§ **Document text**
+---+
Social media sites have become part of people’s lives today, and they feed all their personal information to this media site. However, what people do not know is that putting personal information on the social media sites is becoming risky and dangerous every day because employers are using this site to profile a personal behavior and conduct before they agree to hire them into their companies (Brunty, Helenek & Miller, 2013). Social media has become unavoidable as people are using these sites to search for work and employment. However, employers have started asking job applicants for passwords of their social media sites and there is a question as to whether it is legal or illegal.
Employers are asking for log in the social media networks for potential employees or people whom they intend to hire. However, this issue has raised many controversies as to whether they are legal or illegal. Facebook, for instance, is not considered private because people share their personal information on the social media. However, when people choose who are to be their friends on social media and for that, the reason is said to be private. This is the same reason the logins are private, and only a person can access them. Therefore, it is not right for employers to review people’s social media accounts. Reason being all people should be offered equal employment opportunities without discrimination. The legal issue is whether the employers have the right to check posts on social media accounts of interviewees
There has been congressional concern over this issue of employers seeking personal information while conducting interviews. The department of justice has been requested by the congress to conduct investigations into whether the practice of asking for log INS in the social media violates any federal laws. However, it was established that this sought of act depended on whether the employer is a private or government business. The role of the congress is to protect the privacy of employees from being violated by their employers or people who have intentions of hiring them.
+---+
§ **Supplied data**
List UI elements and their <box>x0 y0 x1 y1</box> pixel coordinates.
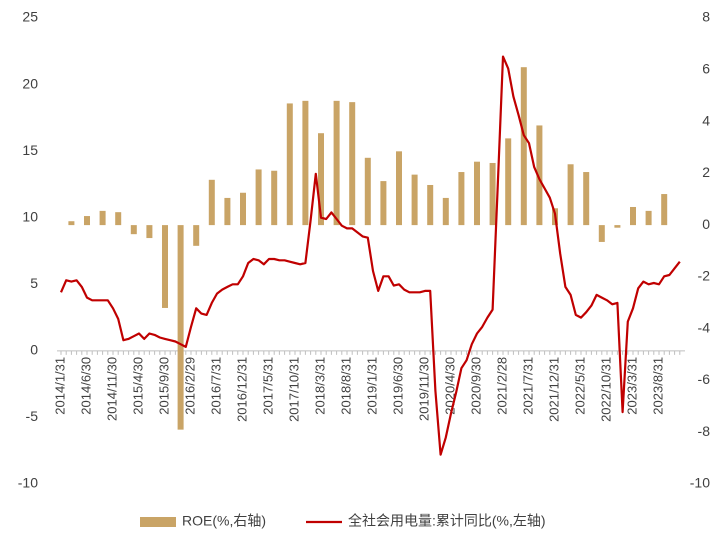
+---+
§ **Instructions**
a: List the surnames of the authors cited in the essay on employer access to social media accounts.
b: Write the next part of the essay on employer access to social media accounts, beginning after its final sentence.
The lines have no connection to the essay on employer access to social media accounts.

§ **Responses in order**
a: Brunty, Helenek, Miller

b:
Employers by looking at the social media they determine the religious affiliation of the interviewee, the social background among other private information indicated in the social media. This information is private and is only intended for the viewing by friends who have been accepted by the person to view or read related posts written by the page owner. This means that the information is not intended for any other person who has not been invited or accepted to see those posts. According to a congressional representative, it is vital for a person to choose what personal information they want to put on their social pages. Reason being they need to protect themselves from the public, especially there would be employers as they have all the power to determine whether or not to give a person a job.
Analysis of the legal issue
The number of people seeking jobs through the social media has increased over the years as they're much of the competition when it comes to work as the number of unemployment rate increases each day. Therefore, knowing that job applicants are desperate people are sought to give in to the employer demand of requesting for the password that is ethically and legally wrong. Reason being the constitution provides for the right to privacy this right extends to the social media, and other personal information fed into a personal computer.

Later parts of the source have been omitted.